►
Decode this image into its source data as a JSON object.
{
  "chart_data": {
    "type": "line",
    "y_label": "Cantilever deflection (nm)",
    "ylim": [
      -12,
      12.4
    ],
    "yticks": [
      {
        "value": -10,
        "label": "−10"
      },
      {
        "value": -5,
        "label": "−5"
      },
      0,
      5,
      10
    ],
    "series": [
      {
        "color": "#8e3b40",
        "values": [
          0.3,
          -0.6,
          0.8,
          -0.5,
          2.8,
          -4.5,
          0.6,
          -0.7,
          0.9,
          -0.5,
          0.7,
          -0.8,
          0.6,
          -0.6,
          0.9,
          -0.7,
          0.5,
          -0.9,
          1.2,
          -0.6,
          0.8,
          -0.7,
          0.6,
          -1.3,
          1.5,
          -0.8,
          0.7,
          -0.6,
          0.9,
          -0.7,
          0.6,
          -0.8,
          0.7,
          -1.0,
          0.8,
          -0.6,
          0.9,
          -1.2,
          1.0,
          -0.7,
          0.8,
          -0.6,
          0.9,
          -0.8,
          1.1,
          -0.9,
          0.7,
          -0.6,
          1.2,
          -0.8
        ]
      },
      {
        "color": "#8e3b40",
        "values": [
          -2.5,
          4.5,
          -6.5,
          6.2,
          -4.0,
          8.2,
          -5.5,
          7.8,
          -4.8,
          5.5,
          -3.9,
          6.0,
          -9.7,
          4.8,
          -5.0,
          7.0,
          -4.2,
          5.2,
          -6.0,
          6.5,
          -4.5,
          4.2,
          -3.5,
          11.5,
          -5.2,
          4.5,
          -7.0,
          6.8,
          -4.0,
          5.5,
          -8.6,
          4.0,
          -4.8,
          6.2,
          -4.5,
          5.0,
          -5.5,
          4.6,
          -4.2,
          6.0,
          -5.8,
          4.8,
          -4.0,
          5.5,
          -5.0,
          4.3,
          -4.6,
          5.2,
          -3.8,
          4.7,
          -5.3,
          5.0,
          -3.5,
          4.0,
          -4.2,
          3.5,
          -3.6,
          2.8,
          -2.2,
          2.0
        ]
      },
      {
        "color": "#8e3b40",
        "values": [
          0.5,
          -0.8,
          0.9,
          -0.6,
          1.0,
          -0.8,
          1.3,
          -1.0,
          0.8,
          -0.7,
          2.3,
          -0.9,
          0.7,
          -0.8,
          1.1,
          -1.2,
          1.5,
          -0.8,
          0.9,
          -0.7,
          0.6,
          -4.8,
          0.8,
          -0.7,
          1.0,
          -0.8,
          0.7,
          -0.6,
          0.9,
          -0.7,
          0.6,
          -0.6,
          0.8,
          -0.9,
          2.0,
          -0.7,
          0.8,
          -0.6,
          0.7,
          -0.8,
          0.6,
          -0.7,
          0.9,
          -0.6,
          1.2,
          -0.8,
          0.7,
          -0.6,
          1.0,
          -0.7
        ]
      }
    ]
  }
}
◄
Write out the data again, exactly and in full.

> _SOLUTION_
Decode this image into its source data as a JSON object.
{
  "chart_data": {
    "type": "line",
    "y_label": "Cantilever deflection (nm)",
    "ylim": [
      -12,
      12.4
    ],
    "yticks": [
      {
        "value": -10,
        "label": "−10"
      },
      {
        "value": -5,
        "label": "−5"
      },
      0,
      5,
      10
    ],
    "series": [
      {
        "color": "#8e3b40",
        "values": [
          0.3,
          -0.6,
          0.8,
          -0.5,
          2.8,
          -4.5,
          0.6,
          -0.7,
          0.9,
          -0.5,
          0.7,
          -0.8,
          0.6,
          -0.6,
          0.9,
          -0.7,
          0.5,
          -0.9,
          1.2,
          -0.6,
          0.8,
          -0.7,
          0.6,
          -1.3,
          1.5,
          -0.8,
          0.7,
          -0.6,
          0.9,
          -0.7,
          0.6,
          -0.8,
          0.7,
          -1.0,
          0.8,
          -0.6,
          0.9,
          -1.2,
          1.0,
          -0.7,
          0.8,
          -0.6,
          0.9,
          -0.8,
          1.1,
          -0.9,
          0.7,
          -0.6,
          1.2,
          -0.8
        ]
      },
      {
        "color": "#8e3b40",
        "values": [
          -2.5,
          4.5,
          -6.5,
          6.2,
          -4.0,
          8.2,
          -5.5,
          7.8,
          -4.8,
          5.5,
          -3.9,
          6.0,
          -9.7,
          4.8,
          -5.0,
          7.0,
          -4.2,
          5.2,
          -6.0,
          6.5,
          -4.5,
          4.2,
          -3.5,
          11.5,
          -5.2,
          4.5,
          -7.0,
          6.8,
          -4.0,
          5.5,
          -8.6,
          4.0,
          -4.8,
          6.2,
          -4.5,
          5.0,
          -5.5,
          4.6,
          -4.2,
          6.0,
          -5.8,
          4.8,
          -4.0,
          5.5,
          -5.0,
          4.3,
          -4.6,
          5.2,
          -3.8,
          4.7,
          -5.3,
          5.0,
          -3.5,
          4.0,
          -4.2,
          3.5,
          -3.6,
          2.8,
          -2.2,
          2.0
        ]
      },
      {
        "color": "#8e3b40",
        "values": [
          0.5,
          -0.8,
          0.9,
          -0.6,
          1.0,
          -0.8,
          1.3,
          -1.0,
          0.8,
          -0.7,
          2.3,
          -0.9,
          0.7,
          -0.8,
          1.1,
          -1.2,
          1.5,
          -0.8,
          0.9,
          -0.7,
          0.6,
          -4.8,
          0.8,
          -0.7,
          1.0,
          -0.8,
          0.7,
          -0.6,
          0.9,
          -0.7,
          0.6,
          -0.6,
          0.8,
          -0.9,
          2.0,
          -0.7,
          0.8,
          -0.6,
          0.7,
          -0.8,
          0.6,
          -0.7,
          0.9,
          -0.6,
          1.2,
          -0.8,
          0.7,
          -0.6,
          1.0,
          -0.7
        ]
      }
    ]
  }
}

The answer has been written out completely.